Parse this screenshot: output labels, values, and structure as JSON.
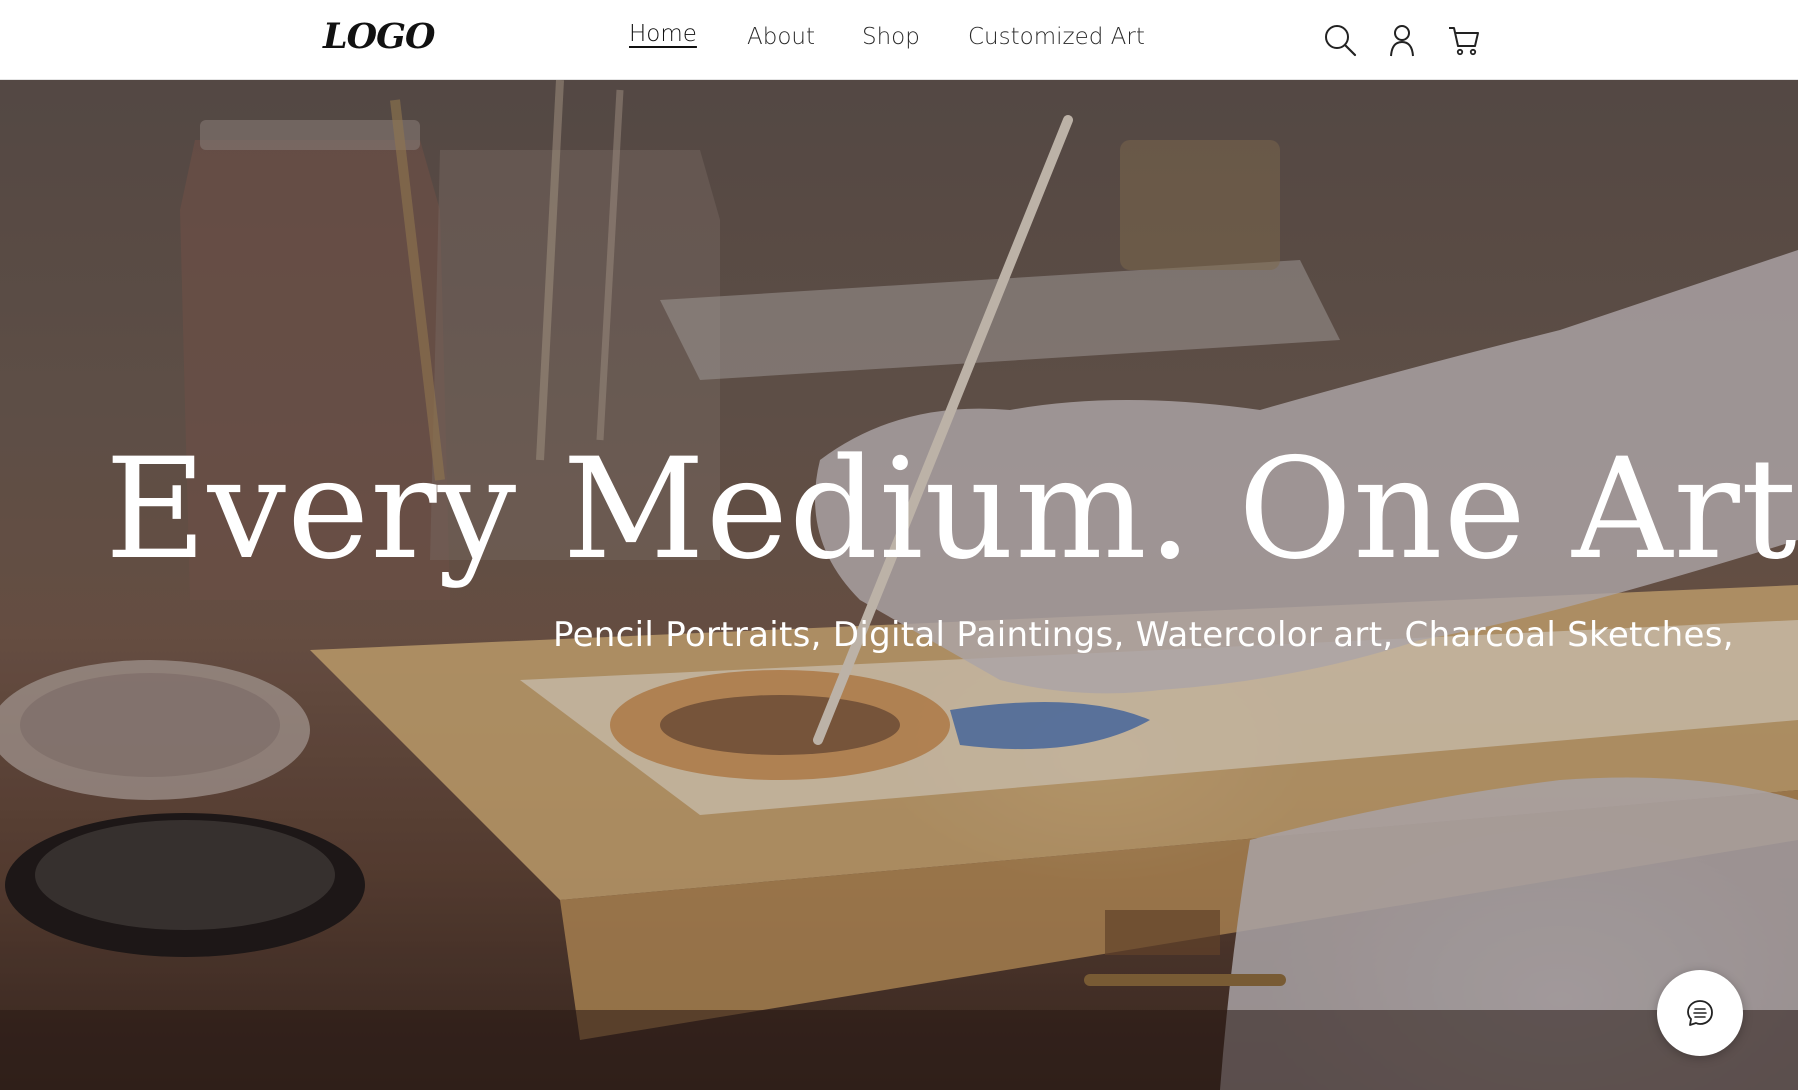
{
  "header": {
    "logo_text": "LOGO",
    "nav": [
      {
        "label": "Home",
        "active": true
      },
      {
        "label": "About",
        "active": false
      },
      {
        "label": "Shop",
        "active": false
      },
      {
        "label": "Customized Art",
        "active": false
      }
    ],
    "icons": [
      "search-icon",
      "account-icon",
      "cart-icon"
    ]
  },
  "hero": {
    "title": "Every Medium. One Artist",
    "subtitle": "Pencil Portraits, Digital Paintings, Watercolor art, Charcoal Sketches,",
    "background": "photo-of-artist-painting-icon-with-gloved-hand"
  },
  "chat": {
    "icon": "chat-icon"
  },
  "colors": {
    "header_bg": "#ffffff",
    "text_dark": "#111111",
    "hero_text": "#ffffff"
  }
}
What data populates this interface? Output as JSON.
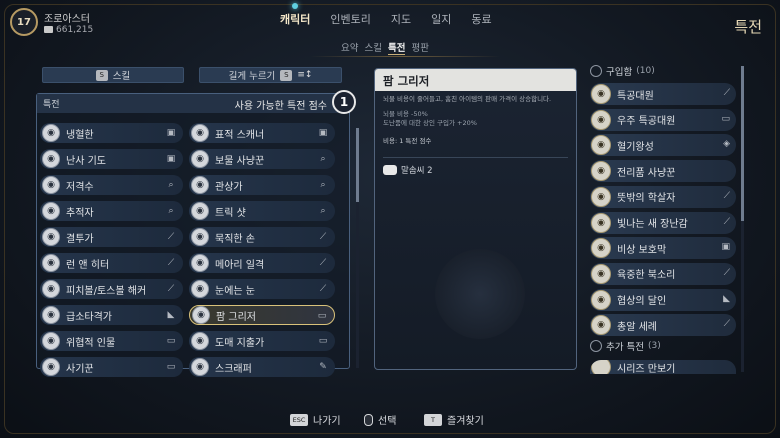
{
  "player": {
    "level": "17",
    "name": "조로아스터",
    "gold": "661,215"
  },
  "nav": {
    "tabs": [
      "캐릭터",
      "인벤토리",
      "지도",
      "일지",
      "동료"
    ],
    "active_tab": "캐릭터",
    "subtabs": [
      "요약",
      "스킬",
      "특전",
      "평판"
    ],
    "active_subtab": "특전",
    "page_title": "특전"
  },
  "filters": {
    "skill": {
      "key": "S",
      "label": "스킬"
    },
    "hold": {
      "label": "길게 누르기",
      "key": "S"
    }
  },
  "perk_list": {
    "header": "특전",
    "available_label": "사용 가능한 특전 점수",
    "available_points": "1",
    "col1": [
      {
        "name": "냉혈한",
        "icon": "perk-icon",
        "status": "lock-icon"
      },
      {
        "name": "난사 기도",
        "icon": "perk-icon",
        "status": "lock-icon"
      },
      {
        "name": "저격수",
        "icon": "perk-icon",
        "status": "magnify-icon"
      },
      {
        "name": "추적자",
        "icon": "perk-icon",
        "status": "magnify-icon"
      },
      {
        "name": "결투가",
        "icon": "perk-icon",
        "status": "blade-icon"
      },
      {
        "name": "런 앤 히터",
        "icon": "perk-icon",
        "status": "blade-icon"
      },
      {
        "name": "피치볼/토스볼 해커",
        "icon": "perk-icon",
        "status": "blade-icon"
      },
      {
        "name": "급소타격가",
        "icon": "perk-icon",
        "status": "shoe-icon"
      },
      {
        "name": "위협적 인물",
        "icon": "perk-icon",
        "status": "chat-icon"
      },
      {
        "name": "사기꾼",
        "icon": "perk-icon",
        "status": "chat-icon"
      }
    ],
    "col2": [
      {
        "name": "표적 스캐너",
        "icon": "perk-icon",
        "status": "lock-icon"
      },
      {
        "name": "보물 사냥꾼",
        "icon": "perk-icon",
        "status": "magnify-icon"
      },
      {
        "name": "관상가",
        "icon": "perk-icon",
        "status": "magnify-icon"
      },
      {
        "name": "트릭 샷",
        "icon": "perk-icon",
        "status": "magnify-icon"
      },
      {
        "name": "묵직한 손",
        "icon": "perk-icon",
        "status": "blade-icon"
      },
      {
        "name": "메아리 일격",
        "icon": "perk-icon",
        "status": "blade-icon"
      },
      {
        "name": "눈에는 눈",
        "icon": "perk-icon",
        "status": "blade-icon"
      },
      {
        "name": "팜 그리저",
        "icon": "perk-icon",
        "status": "chat-icon",
        "selected": true
      },
      {
        "name": "도매 지출가",
        "icon": "perk-icon",
        "status": "chat-icon"
      },
      {
        "name": "스크래퍼",
        "icon": "perk-icon",
        "status": "wrench-icon"
      }
    ]
  },
  "detail": {
    "title": "팜 그리저",
    "desc": "뇌물 비용이 줄어들고, 훔친 아이템의 판매 가격이 상승합니다.",
    "effect1": "뇌물 비용 -50%",
    "effect2": "도난품에 대한 상인 구입가 +20%",
    "cost": "비용: 1 특전 점수",
    "voice": "말솜씨 2"
  },
  "purchased": {
    "header": "구입함",
    "count": "(10)",
    "items": [
      {
        "name": "특공대원",
        "status": "blade-icon"
      },
      {
        "name": "우주 특공대원",
        "status": "chat-icon"
      },
      {
        "name": "혈기왕성",
        "status": "heal-icon"
      },
      {
        "name": "전리품 사냥꾼",
        "status": ""
      },
      {
        "name": "뜻밖의 학살자",
        "status": "blade-icon"
      },
      {
        "name": "빛나는 새 장난감",
        "status": "blade-icon"
      },
      {
        "name": "비상 보호막",
        "status": "lock-icon"
      },
      {
        "name": "육중한 북소리",
        "status": "blade-icon"
      },
      {
        "name": "협상의 달인",
        "status": "shoe-icon"
      },
      {
        "name": "총알 세례",
        "status": "blade-icon"
      }
    ]
  },
  "extra": {
    "header": "추가 특전",
    "count": "(3)",
    "items": [
      {
        "name": "시리즈 만보기"
      }
    ]
  },
  "bottom": {
    "exit": {
      "key": "ESC",
      "label": "나가기"
    },
    "select": {
      "label": "선택"
    },
    "favorite": {
      "key": "T",
      "label": "즐겨찾기"
    }
  }
}
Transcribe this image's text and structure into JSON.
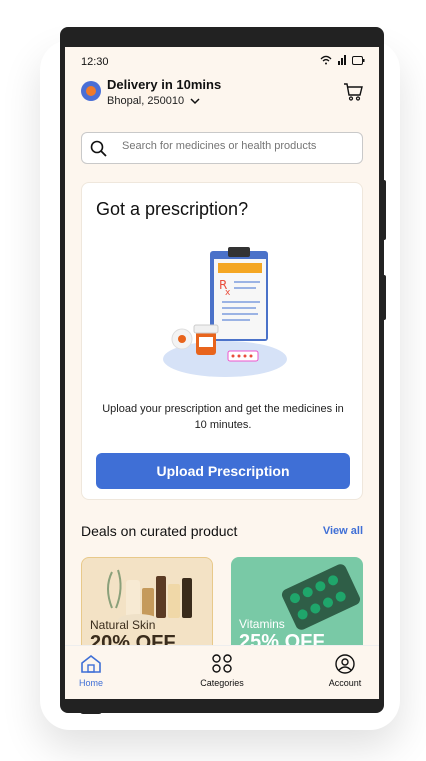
{
  "status": {
    "time": "12:30"
  },
  "header": {
    "delivery": "Delivery in 10mins",
    "address": "Bhopal, 250010"
  },
  "search": {
    "placeholder": "Search for medicines or health products"
  },
  "prescription": {
    "title": "Got a prescription?",
    "description": "Upload your prescription and get the medicines in 10 minutes.",
    "button": "Upload Prescription"
  },
  "deals": {
    "title": "Deals on curated product",
    "view_all": "View all",
    "items": [
      {
        "name": "Natural Skin",
        "discount": "20% OFF"
      },
      {
        "name": "Vitamins",
        "discount": "25% OFF"
      }
    ]
  },
  "nav": {
    "items": [
      {
        "label": "Home"
      },
      {
        "label": "Categories"
      },
      {
        "label": "Account"
      }
    ]
  },
  "colors": {
    "accent": "#3f6fd6",
    "background": "#fdf6ee",
    "deal_green": "#79c9a6",
    "deal_beige": "#f3e2c5"
  }
}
########################################
EXERCISE DESCRIPTION: Copy out the entries verbatim and leave the images out.

EXERCISE SOLUTION:
Parse this screenshot: output labels, values, and structure as JSON.
{
  "header": {
    "logo_text": "LOGO",
    "nav": [
      {
        "label": "Home",
        "active": true
      },
      {
        "label": "About",
        "active": false
      },
      {
        "label": "Shop",
        "active": false
      },
      {
        "label": "Customized Art",
        "active": false
      }
    ],
    "icons": [
      "search-icon",
      "account-icon",
      "cart-icon"
    ]
  },
  "hero": {
    "title": "Every Medium. One Artist",
    "subtitle": "Pencil Portraits, Digital Paintings, Watercolor art, Charcoal Sketches,",
    "background": "photo-of-artist-painting-icon-with-gloved-hand"
  },
  "chat": {
    "icon": "chat-icon"
  },
  "colors": {
    "header_bg": "#ffffff",
    "text_dark": "#111111",
    "hero_text": "#ffffff"
  }
}
What data populates this interface? Output as JSON.
{
  "player": {
    "level": "17",
    "name": "조로아스터",
    "gold": "661,215"
  },
  "nav": {
    "tabs": [
      "캐릭터",
      "인벤토리",
      "지도",
      "일지",
      "동료"
    ],
    "active_tab": "캐릭터",
    "subtabs": [
      "요약",
      "스킬",
      "특전",
      "평판"
    ],
    "active_subtab": "특전",
    "page_title": "특전"
  },
  "filters": {
    "skill": {
      "key": "S",
      "label": "스킬"
    },
    "hold": {
      "label": "길게 누르기",
      "key": "S"
    }
  },
  "perk_list": {
    "header": "특전",
    "available_label": "사용 가능한 특전 점수",
    "available_points": "1",
    "col1": [
      {
        "name": "냉혈한",
        "icon": "perk-icon",
        "status": "lock-icon"
      },
      {
        "name": "난사 기도",
        "icon": "perk-icon",
        "status": "lock-icon"
      },
      {
        "name": "저격수",
        "icon": "perk-icon",
        "status": "magnify-icon"
      },
      {
        "name": "추적자",
        "icon": "perk-icon",
        "status": "magnify-icon"
      },
      {
        "name": "결투가",
        "icon": "perk-icon",
        "status": "blade-icon"
      },
      {
        "name": "런 앤 히터",
        "icon": "perk-icon",
        "status": "blade-icon"
      },
      {
        "name": "피치볼/토스볼 해커",
        "icon": "perk-icon",
        "status": "blade-icon"
      },
      {
        "name": "급소타격가",
        "icon": "perk-icon",
        "status": "shoe-icon"
      },
      {
        "name": "위협적 인물",
        "icon": "perk-icon",
        "status": "chat-icon"
      },
      {
        "name": "사기꾼",
        "icon": "perk-icon",
        "status": "chat-icon"
      }
    ],
    "col2": [
      {
        "name": "표적 스캐너",
        "icon": "perk-icon",
        "status": "lock-icon"
      },
      {
        "name": "보물 사냥꾼",
        "icon": "perk-icon",
        "status": "magnify-icon"
      },
      {
        "name": "관상가",
        "icon": "perk-icon",
        "status": "magnify-icon"
      },
      {
        "name": "트릭 샷",
        "icon": "perk-icon",
        "status": "magnify-icon"
      },
      {
        "name": "묵직한 손",
        "icon": "perk-icon",
        "status": "blade-icon"
      },
      {
        "name": "메아리 일격",
        "icon": "perk-icon",
        "status": "blade-icon"
      },
      {
        "name": "눈에는 눈",
        "icon": "perk-icon",
        "status": "blade-icon"
      },
      {
        "name": "팜 그리저",
        "icon": "perk-icon",
        "status": "chat-icon",
        "selected": true
      },
      {
        "name": "도매 지출가",
        "icon": "perk-icon",
        "status": "chat-icon"
      },
      {
        "name": "스크래퍼",
        "icon": "perk-icon",
        "status": "wrench-icon"
      }
    ]
  },
  "detail": {
    "title": "팜 그리저",
    "desc": "뇌물 비용이 줄어들고, 훔친 아이템의 판매 가격이 상승합니다.",
    "effect1": "뇌물 비용 -50%",
    "effect2": "도난품에 대한 상인 구입가 +20%",
    "cost": "비용: 1 특전 점수",
    "voice": "말솜씨 2"
  },
  "purchased": {
    "header": "구입함",
    "count": "(10)",
    "items": [
      {
        "name": "특공대원",
        "status": "blade-icon"
      },
      {
        "name": "우주 특공대원",
        "status": "chat-icon"
      },
      {
        "name": "혈기왕성",
        "status": "heal-icon"
      },
      {
        "name": "전리품 사냥꾼",
        "status": ""
      },
      {
        "name": "뜻밖의 학살자",
        "status": "blade-icon"
      },
      {
        "name": "빛나는 새 장난감",
        "status": "blade-icon"
      },
      {
        "name": "비상 보호막",
        "status": "lock-icon"
      },
      {
        "name": "육중한 북소리",
        "status": "blade-icon"
      },
      {
        "name": "협상의 달인",
        "status": "shoe-icon"
      },
      {
        "name": "총알 세례",
        "status": "blade-icon"
      }
    ]
  },
  "extra": {
    "header": "추가 특전",
    "count": "(3)",
    "items": [
      {
        "name": "시리즈 만보기"
      }
    ]
  },
  "bottom": {
    "exit": {
      "key": "ESC",
      "label": "나가기"
    },
    "select": {
      "label": "선택"
    },
    "favorite": {
      "key": "T",
      "label": "즐겨찾기"
    }
  }
}
Transcribe this image's text and structure into JSON.
{
  "status": {
    "time": "12:30"
  },
  "header": {
    "delivery": "Delivery in 10mins",
    "address": "Bhopal, 250010"
  },
  "search": {
    "placeholder": "Search for medicines or health products"
  },
  "prescription": {
    "title": "Got a prescription?",
    "description": "Upload your prescription and get the medicines in 10 minutes.",
    "button": "Upload Prescription"
  },
  "deals": {
    "title": "Deals on curated product",
    "view_all": "View all",
    "items": [
      {
        "name": "Natural Skin",
        "discount": "20% OFF"
      },
      {
        "name": "Vitamins",
        "discount": "25% OFF"
      }
    ]
  },
  "nav": {
    "items": [
      {
        "label": "Home"
      },
      {
        "label": "Categories"
      },
      {
        "label": "Account"
      }
    ]
  },
  "colors": {
    "accent": "#3f6fd6",
    "background": "#fdf6ee",
    "deal_green": "#79c9a6",
    "deal_beige": "#f3e2c5"
  }
}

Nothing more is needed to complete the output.